Start

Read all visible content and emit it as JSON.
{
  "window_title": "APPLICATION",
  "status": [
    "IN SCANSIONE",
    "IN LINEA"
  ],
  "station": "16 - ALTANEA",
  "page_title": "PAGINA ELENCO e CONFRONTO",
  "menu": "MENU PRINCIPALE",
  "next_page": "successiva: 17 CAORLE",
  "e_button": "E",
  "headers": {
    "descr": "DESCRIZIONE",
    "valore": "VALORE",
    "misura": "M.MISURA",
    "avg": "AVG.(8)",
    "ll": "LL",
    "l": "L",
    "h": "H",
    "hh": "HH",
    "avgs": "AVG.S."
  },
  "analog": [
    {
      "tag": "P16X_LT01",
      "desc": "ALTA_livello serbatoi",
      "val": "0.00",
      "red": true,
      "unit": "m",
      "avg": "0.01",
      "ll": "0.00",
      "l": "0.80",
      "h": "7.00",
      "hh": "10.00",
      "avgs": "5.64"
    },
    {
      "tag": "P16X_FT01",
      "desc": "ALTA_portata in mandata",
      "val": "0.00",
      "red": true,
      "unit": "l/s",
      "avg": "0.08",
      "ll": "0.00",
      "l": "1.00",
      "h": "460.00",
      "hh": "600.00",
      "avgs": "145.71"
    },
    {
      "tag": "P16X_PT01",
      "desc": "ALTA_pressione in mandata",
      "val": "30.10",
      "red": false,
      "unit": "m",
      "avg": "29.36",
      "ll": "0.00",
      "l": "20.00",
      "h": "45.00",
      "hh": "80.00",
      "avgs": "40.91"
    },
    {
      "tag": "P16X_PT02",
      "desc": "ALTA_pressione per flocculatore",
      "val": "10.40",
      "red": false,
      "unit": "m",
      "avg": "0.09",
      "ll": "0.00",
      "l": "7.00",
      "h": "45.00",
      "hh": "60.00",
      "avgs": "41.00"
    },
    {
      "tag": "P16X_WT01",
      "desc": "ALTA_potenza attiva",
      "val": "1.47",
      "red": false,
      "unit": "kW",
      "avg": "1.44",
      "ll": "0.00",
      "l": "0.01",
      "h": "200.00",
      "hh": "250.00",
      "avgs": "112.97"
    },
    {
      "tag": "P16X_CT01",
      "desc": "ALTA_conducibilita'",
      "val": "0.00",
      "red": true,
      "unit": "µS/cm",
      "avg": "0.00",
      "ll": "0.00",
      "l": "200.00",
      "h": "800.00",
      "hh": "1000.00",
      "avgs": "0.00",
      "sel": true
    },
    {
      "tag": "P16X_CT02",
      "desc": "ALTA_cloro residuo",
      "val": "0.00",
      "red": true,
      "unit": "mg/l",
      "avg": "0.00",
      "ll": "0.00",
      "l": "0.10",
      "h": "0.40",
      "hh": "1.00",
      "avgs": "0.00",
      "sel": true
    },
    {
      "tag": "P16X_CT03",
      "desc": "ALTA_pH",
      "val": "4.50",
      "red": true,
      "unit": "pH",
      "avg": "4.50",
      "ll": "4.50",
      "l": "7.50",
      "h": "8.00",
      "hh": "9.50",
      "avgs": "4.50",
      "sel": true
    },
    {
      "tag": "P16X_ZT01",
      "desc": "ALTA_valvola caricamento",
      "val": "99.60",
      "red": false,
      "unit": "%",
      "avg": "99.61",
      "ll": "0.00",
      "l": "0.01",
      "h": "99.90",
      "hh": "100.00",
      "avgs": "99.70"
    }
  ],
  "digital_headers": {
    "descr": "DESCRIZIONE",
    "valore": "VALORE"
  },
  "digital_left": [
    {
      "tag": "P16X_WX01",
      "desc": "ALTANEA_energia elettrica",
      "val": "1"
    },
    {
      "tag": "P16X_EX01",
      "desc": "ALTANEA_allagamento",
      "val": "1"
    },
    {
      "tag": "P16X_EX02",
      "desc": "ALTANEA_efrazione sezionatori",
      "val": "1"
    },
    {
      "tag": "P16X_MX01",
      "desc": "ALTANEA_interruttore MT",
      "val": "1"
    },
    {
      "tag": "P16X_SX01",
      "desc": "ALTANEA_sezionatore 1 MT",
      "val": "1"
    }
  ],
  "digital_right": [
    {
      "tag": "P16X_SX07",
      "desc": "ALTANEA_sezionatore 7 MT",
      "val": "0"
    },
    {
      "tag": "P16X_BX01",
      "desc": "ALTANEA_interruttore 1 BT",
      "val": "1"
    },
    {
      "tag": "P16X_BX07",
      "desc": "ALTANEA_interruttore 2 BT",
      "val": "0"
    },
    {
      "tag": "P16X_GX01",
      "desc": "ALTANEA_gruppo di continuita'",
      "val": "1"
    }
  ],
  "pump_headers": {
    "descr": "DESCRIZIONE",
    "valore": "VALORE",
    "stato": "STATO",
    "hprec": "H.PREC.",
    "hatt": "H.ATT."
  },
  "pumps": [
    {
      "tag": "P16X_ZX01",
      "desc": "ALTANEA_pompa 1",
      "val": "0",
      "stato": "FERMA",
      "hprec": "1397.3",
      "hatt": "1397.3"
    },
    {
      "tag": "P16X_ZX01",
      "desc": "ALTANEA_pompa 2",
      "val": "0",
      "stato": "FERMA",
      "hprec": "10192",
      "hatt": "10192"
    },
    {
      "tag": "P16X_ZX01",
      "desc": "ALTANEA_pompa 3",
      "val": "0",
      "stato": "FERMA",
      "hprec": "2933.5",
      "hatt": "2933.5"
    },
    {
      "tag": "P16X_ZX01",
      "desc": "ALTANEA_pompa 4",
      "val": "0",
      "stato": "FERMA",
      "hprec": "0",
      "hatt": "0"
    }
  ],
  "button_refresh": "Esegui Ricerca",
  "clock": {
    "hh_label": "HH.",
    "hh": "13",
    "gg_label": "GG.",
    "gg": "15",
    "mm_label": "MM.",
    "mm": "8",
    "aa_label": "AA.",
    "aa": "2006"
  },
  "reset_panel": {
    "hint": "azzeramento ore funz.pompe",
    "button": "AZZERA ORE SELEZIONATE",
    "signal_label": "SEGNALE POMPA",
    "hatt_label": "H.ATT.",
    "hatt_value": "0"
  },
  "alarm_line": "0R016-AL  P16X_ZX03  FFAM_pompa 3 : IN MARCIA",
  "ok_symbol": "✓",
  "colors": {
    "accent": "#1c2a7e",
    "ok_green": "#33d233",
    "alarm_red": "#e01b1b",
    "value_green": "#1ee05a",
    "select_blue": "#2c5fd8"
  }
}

End

Quote all of the entries verbatim.

Read all visible content and emit it as JSON.
{
  "window_title": "APPLICATION",
  "status": [
    "IN SCANSIONE",
    "IN LINEA"
  ],
  "station": "16 - ALTANEA",
  "page_title": "PAGINA ELENCO e CONFRONTO",
  "menu": "MENU PRINCIPALE",
  "next_page": "successiva: 17 CAORLE",
  "e_button": "E",
  "headers": {
    "descr": "DESCRIZIONE",
    "valore": "VALORE",
    "misura": "M.MISURA",
    "avg": "AVG.(8)",
    "ll": "LL",
    "l": "L",
    "h": "H",
    "hh": "HH",
    "avgs": "AVG.S."
  },
  "analog": [
    {
      "tag": "P16X_LT01",
      "desc": "ALTA_livello serbatoi",
      "val": "0.00",
      "red": true,
      "unit": "m",
      "avg": "0.01",
      "ll": "0.00",
      "l": "0.80",
      "h": "7.00",
      "hh": "10.00",
      "avgs": "5.64"
    },
    {
      "tag": "P16X_FT01",
      "desc": "ALTA_portata in mandata",
      "val": "0.00",
      "red": true,
      "unit": "l/s",
      "avg": "0.08",
      "ll": "0.00",
      "l": "1.00",
      "h": "460.00",
      "hh": "600.00",
      "avgs": "145.71"
    },
    {
      "tag": "P16X_PT01",
      "desc": "ALTA_pressione in mandata",
      "val": "30.10",
      "red": false,
      "unit": "m",
      "avg": "29.36",
      "ll": "0.00",
      "l": "20.00",
      "h": "45.00",
      "hh": "80.00",
      "avgs": "40.91"
    },
    {
      "tag": "P16X_PT02",
      "desc": "ALTA_pressione per flocculatore",
      "val": "10.40",
      "red": false,
      "unit": "m",
      "avg": "0.09",
      "ll": "0.00",
      "l": "7.00",
      "h": "45.00",
      "hh": "60.00",
      "avgs": "41.00"
    },
    {
      "tag": "P16X_WT01",
      "desc": "ALTA_potenza attiva",
      "val": "1.47",
      "red": false,
      "unit": "kW",
      "avg": "1.44",
      "ll": "0.00",
      "l": "0.01",
      "h": "200.00",
      "hh": "250.00",
      "avgs": "112.97"
    },
    {
      "tag": "P16X_CT01",
      "desc": "ALTA_conducibilita'",
      "val": "0.00",
      "red": true,
      "unit": "µS/cm",
      "avg": "0.00",
      "ll": "0.00",
      "l": "200.00",
      "h": "800.00",
      "hh": "1000.00",
      "avgs": "0.00",
      "sel": true
    },
    {
      "tag": "P16X_CT02",
      "desc": "ALTA_cloro residuo",
      "val": "0.00",
      "red": true,
      "unit": "mg/l",
      "avg": "0.00",
      "ll": "0.00",
      "l": "0.10",
      "h": "0.40",
      "hh": "1.00",
      "avgs": "0.00",
      "sel": true
    },
    {
      "tag": "P16X_CT03",
      "desc": "ALTA_pH",
      "val": "4.50",
      "red": true,
      "unit": "pH",
      "avg": "4.50",
      "ll": "4.50",
      "l": "7.50",
      "h": "8.00",
      "hh": "9.50",
      "avgs": "4.50",
      "sel": true
    },
    {
      "tag": "P16X_ZT01",
      "desc": "ALTA_valvola caricamento",
      "val": "99.60",
      "red": false,
      "unit": "%",
      "avg": "99.61",
      "ll": "0.00",
      "l": "0.01",
      "h": "99.90",
      "hh": "100.00",
      "avgs": "99.70"
    }
  ],
  "digital_headers": {
    "descr": "DESCRIZIONE",
    "valore": "VALORE"
  },
  "digital_left": [
    {
      "tag": "P16X_WX01",
      "desc": "ALTANEA_energia elettrica",
      "val": "1"
    },
    {
      "tag": "P16X_EX01",
      "desc": "ALTANEA_allagamento",
      "val": "1"
    },
    {
      "tag": "P16X_EX02",
      "desc": "ALTANEA_efrazione sezionatori",
      "val": "1"
    },
    {
      "tag": "P16X_MX01",
      "desc": "ALTANEA_interruttore MT",
      "val": "1"
    },
    {
      "tag": "P16X_SX01",
      "desc": "ALTANEA_sezionatore 1 MT",
      "val": "1"
    }
  ],
  "digital_right": [
    {
      "tag": "P16X_SX07",
      "desc": "ALTANEA_sezionatore 7 MT",
      "val": "0"
    },
    {
      "tag": "P16X_BX01",
      "desc": "ALTANEA_interruttore 1 BT",
      "val": "1"
    },
    {
      "tag": "P16X_BX07",
      "desc": "ALTANEA_interruttore 2 BT",
      "val": "0"
    },
    {
      "tag": "P16X_GX01",
      "desc": "ALTANEA_gruppo di continuita'",
      "val": "1"
    }
  ],
  "pump_headers": {
    "descr": "DESCRIZIONE",
    "valore": "VALORE",
    "stato": "STATO",
    "hprec": "H.PREC.",
    "hatt": "H.ATT."
  },
  "pumps": [
    {
      "tag": "P16X_ZX01",
      "desc": "ALTANEA_pompa 1",
      "val": "0",
      "stato": "FERMA",
      "hprec": "1397.3",
      "hatt": "1397.3"
    },
    {
      "tag": "P16X_ZX01",
      "desc": "ALTANEA_pompa 2",
      "val": "0",
      "stato": "FERMA",
      "hprec": "10192",
      "hatt": "10192"
    },
    {
      "tag": "P16X_ZX01",
      "desc": "ALTANEA_pompa 3",
      "val": "0",
      "stato": "FERMA",
      "hprec": "2933.5",
      "hatt": "2933.5"
    },
    {
      "tag": "P16X_ZX01",
      "desc": "ALTANEA_pompa 4",
      "val": "0",
      "stato": "FERMA",
      "hprec": "0",
      "hatt": "0"
    }
  ],
  "button_refresh": "Esegui Ricerca",
  "clock": {
    "hh_label": "HH.",
    "hh": "13",
    "gg_label": "GG.",
    "gg": "15",
    "mm_label": "MM.",
    "mm": "8",
    "aa_label": "AA.",
    "aa": "2006"
  },
  "reset_panel": {
    "hint": "azzeramento ore funz.pompe",
    "button": "AZZERA ORE SELEZIONATE",
    "signal_label": "SEGNALE POMPA",
    "hatt_label": "H.ATT.",
    "hatt_value": "0"
  },
  "alarm_line": "0R016-AL  P16X_ZX03  FFAM_pompa 3 : IN MARCIA",
  "ok_symbol": "✓",
  "colors": {
    "accent": "#1c2a7e",
    "ok_green": "#33d233",
    "alarm_red": "#e01b1b",
    "value_green": "#1ee05a",
    "select_blue": "#2c5fd8"
  }
}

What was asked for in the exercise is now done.